Box coordinate listings
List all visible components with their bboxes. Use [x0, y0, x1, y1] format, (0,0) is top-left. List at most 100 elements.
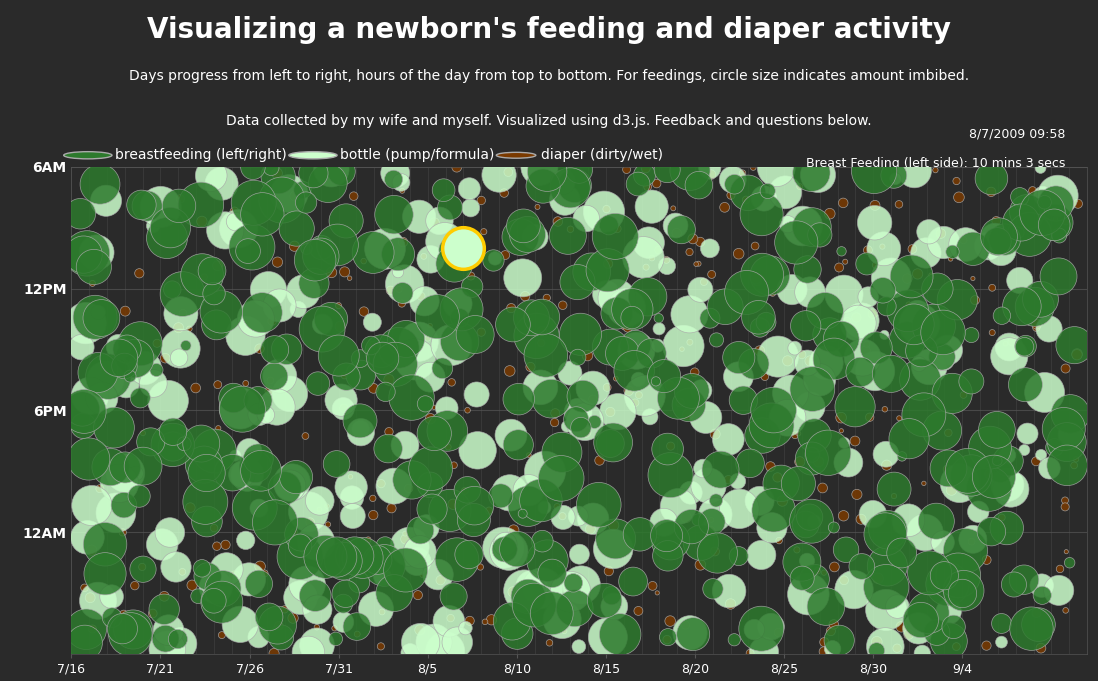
- Point: [774, 496, 792, 507]
- Point: [384, 174, 402, 185]
- Point: [1004, 336, 1021, 347]
- Point: [104, 360, 122, 371]
- Point: [445, 498, 462, 509]
- Point: [208, 582, 225, 592]
- Point: [365, 493, 382, 504]
- Point: [284, 613, 302, 624]
- Point: [928, 516, 945, 526]
- Point: [115, 360, 133, 371]
- Point: [108, 507, 125, 518]
- Point: [441, 613, 459, 624]
- Point: [531, 382, 549, 393]
- Point: [662, 470, 680, 481]
- Point: [266, 344, 283, 355]
- Point: [695, 276, 713, 287]
- Point: [152, 202, 169, 212]
- Point: [879, 524, 897, 535]
- Point: [416, 296, 434, 306]
- Point: [460, 183, 478, 194]
- Point: [909, 268, 927, 279]
- Point: [1057, 546, 1075, 557]
- Point: [396, 565, 414, 575]
- Point: [441, 505, 459, 516]
- Point: [432, 575, 449, 586]
- Point: [131, 268, 148, 279]
- Point: [832, 334, 850, 345]
- Point: [624, 312, 641, 323]
- Point: [1028, 456, 1045, 466]
- Point: [460, 562, 478, 573]
- Point: [97, 568, 114, 579]
- Point: [81, 321, 99, 332]
- Point: [772, 478, 789, 489]
- Point: [390, 343, 407, 353]
- Point: [348, 629, 366, 639]
- Point: [519, 591, 537, 602]
- Point: [778, 355, 796, 366]
- Point: [343, 481, 360, 492]
- Point: [213, 306, 231, 317]
- Point: [514, 508, 531, 519]
- Point: [934, 537, 952, 548]
- Point: [954, 235, 972, 246]
- Point: [393, 298, 411, 309]
- Point: [1018, 206, 1035, 217]
- Point: [195, 272, 213, 283]
- Point: [383, 503, 401, 513]
- Point: [369, 554, 386, 565]
- Point: [246, 503, 264, 513]
- Point: [834, 510, 852, 521]
- Point: [1000, 342, 1018, 353]
- Point: [451, 313, 469, 323]
- Point: [518, 229, 536, 240]
- Point: [1011, 191, 1029, 202]
- Point: [335, 556, 352, 567]
- Point: [830, 635, 848, 646]
- Point: [528, 330, 546, 341]
- Point: [508, 543, 526, 554]
- Point: [440, 616, 458, 627]
- Point: [876, 404, 894, 415]
- Point: [798, 556, 816, 567]
- Point: [885, 484, 903, 494]
- Point: [486, 253, 504, 264]
- Point: [403, 475, 421, 486]
- Point: [1057, 217, 1075, 227]
- Point: [942, 253, 960, 264]
- Point: [1050, 585, 1067, 596]
- Point: [237, 330, 255, 341]
- Point: [739, 187, 757, 198]
- Point: [320, 178, 337, 189]
- Point: [1061, 557, 1078, 568]
- Point: [355, 255, 372, 266]
- Point: [959, 465, 976, 476]
- Point: [769, 472, 786, 483]
- Point: [635, 252, 652, 263]
- Point: [811, 229, 829, 240]
- Point: [97, 539, 114, 550]
- Point: [1016, 574, 1033, 585]
- Point: [900, 433, 918, 444]
- Point: [927, 580, 944, 590]
- Point: [341, 471, 359, 482]
- Point: [249, 454, 267, 464]
- Point: [571, 549, 589, 560]
- Point: [681, 627, 698, 638]
- Point: [363, 317, 381, 328]
- Point: [697, 412, 715, 423]
- Point: [987, 215, 1005, 226]
- Point: [677, 512, 695, 523]
- Point: [534, 536, 551, 547]
- Point: [438, 402, 456, 413]
- Point: [1035, 387, 1053, 398]
- Point: [1032, 163, 1050, 174]
- Point: [79, 532, 97, 543]
- Point: [982, 469, 999, 479]
- Point: [168, 631, 186, 642]
- Point: [170, 322, 188, 333]
- Point: [786, 343, 804, 353]
- Point: [138, 200, 156, 211]
- Point: [1013, 301, 1031, 312]
- Point: [877, 582, 895, 592]
- Point: [794, 573, 811, 584]
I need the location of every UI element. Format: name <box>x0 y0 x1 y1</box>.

Given task
Rewrite every line of the records as a numbered list, skipping any blank lines. Leave the pictures out.

Solution to this task
1. List all visible components with their bboxes. Use [x0, y0, x1, y1] format, (0,0) is top-left. List at most 100 elements.
2. - Point: [774, 496, 792, 507]
3. - Point: [384, 174, 402, 185]
4. - Point: [1004, 336, 1021, 347]
5. - Point: [104, 360, 122, 371]
6. - Point: [445, 498, 462, 509]
7. - Point: [208, 582, 225, 592]
8. - Point: [365, 493, 382, 504]
9. - Point: [284, 613, 302, 624]
10. - Point: [928, 516, 945, 526]
11. - Point: [115, 360, 133, 371]
12. - Point: [108, 507, 125, 518]
13. - Point: [441, 613, 459, 624]
14. - Point: [531, 382, 549, 393]
15. - Point: [662, 470, 680, 481]
16. - Point: [266, 344, 283, 355]
17. - Point: [695, 276, 713, 287]
18. - Point: [152, 202, 169, 212]
19. - Point: [879, 524, 897, 535]
20. - Point: [416, 296, 434, 306]
21. - Point: [460, 183, 478, 194]
22. - Point: [909, 268, 927, 279]
23. - Point: [1057, 546, 1075, 557]
24. - Point: [396, 565, 414, 575]
25. - Point: [441, 505, 459, 516]
26. - Point: [432, 575, 449, 586]
27. - Point: [131, 268, 148, 279]
28. - Point: [832, 334, 850, 345]
29. - Point: [624, 312, 641, 323]
30. - Point: [1028, 456, 1045, 466]
31. - Point: [460, 562, 478, 573]
32. - Point: [97, 568, 114, 579]
33. - Point: [81, 321, 99, 332]
34. - Point: [772, 478, 789, 489]
35. - Point: [390, 343, 407, 353]
36. - Point: [348, 629, 366, 639]
37. - Point: [519, 591, 537, 602]
38. - Point: [778, 355, 796, 366]
39. - Point: [343, 481, 360, 492]
40. - Point: [213, 306, 231, 317]
41. - Point: [514, 508, 531, 519]
42. - Point: [934, 537, 952, 548]
43. - Point: [954, 235, 972, 246]
44. - Point: [393, 298, 411, 309]
45. - Point: [1018, 206, 1035, 217]
46. - Point: [195, 272, 213, 283]
47. - Point: [383, 503, 401, 513]
48. - Point: [369, 554, 386, 565]
49. - Point: [246, 503, 264, 513]
50. - Point: [834, 510, 852, 521]
51. - Point: [1000, 342, 1018, 353]
52. - Point: [451, 313, 469, 323]
53. - Point: [518, 229, 536, 240]
54. - Point: [1011, 191, 1029, 202]
55. - Point: [335, 556, 352, 567]
56. - Point: [830, 635, 848, 646]
57. - Point: [528, 330, 546, 341]
58. - Point: [508, 543, 526, 554]
59. - Point: [440, 616, 458, 627]
60. - Point: [876, 404, 894, 415]
61. - Point: [798, 556, 816, 567]
62. - Point: [885, 484, 903, 494]
63. - Point: [486, 253, 504, 264]
64. - Point: [403, 475, 421, 486]
65. - Point: [1057, 217, 1075, 227]
66. - Point: [942, 253, 960, 264]
67. - Point: [1050, 585, 1067, 596]
68. - Point: [237, 330, 255, 341]
69. - Point: [739, 187, 757, 198]
70. - Point: [320, 178, 337, 189]
71. - Point: [1061, 557, 1078, 568]
72. - Point: [355, 255, 372, 266]
73. - Point: [959, 465, 976, 476]
74. - Point: [769, 472, 786, 483]
75. - Point: [635, 252, 652, 263]
76. - Point: [811, 229, 829, 240]
77. - Point: [97, 539, 114, 550]
78. - Point: [1016, 574, 1033, 585]
79. - Point: [900, 433, 918, 444]
80. - Point: [927, 580, 944, 590]
81. - Point: [341, 471, 359, 482]
82. - Point: [249, 454, 267, 464]
83. - Point: [571, 549, 589, 560]
84. - Point: [681, 627, 698, 638]
85. - Point: [363, 317, 381, 328]
86. - Point: [697, 412, 715, 423]
87. - Point: [987, 215, 1005, 226]
88. - Point: [677, 512, 695, 523]
89. - Point: [534, 536, 551, 547]
90. - Point: [438, 402, 456, 413]
91. - Point: [1035, 387, 1053, 398]
92. - Point: [1032, 163, 1050, 174]
93. - Point: [79, 532, 97, 543]
94. - Point: [982, 469, 999, 479]
95. - Point: [168, 631, 186, 642]
96. - Point: [170, 322, 188, 333]
97. - Point: [786, 343, 804, 353]
98. - Point: [138, 200, 156, 211]
99. - Point: [1013, 301, 1031, 312]
100. - Point: [877, 582, 895, 592]
101. - Point: [794, 573, 811, 584]
102. I need the location of every UI element. Format: name <box>x0 y0 x1 y1</box>.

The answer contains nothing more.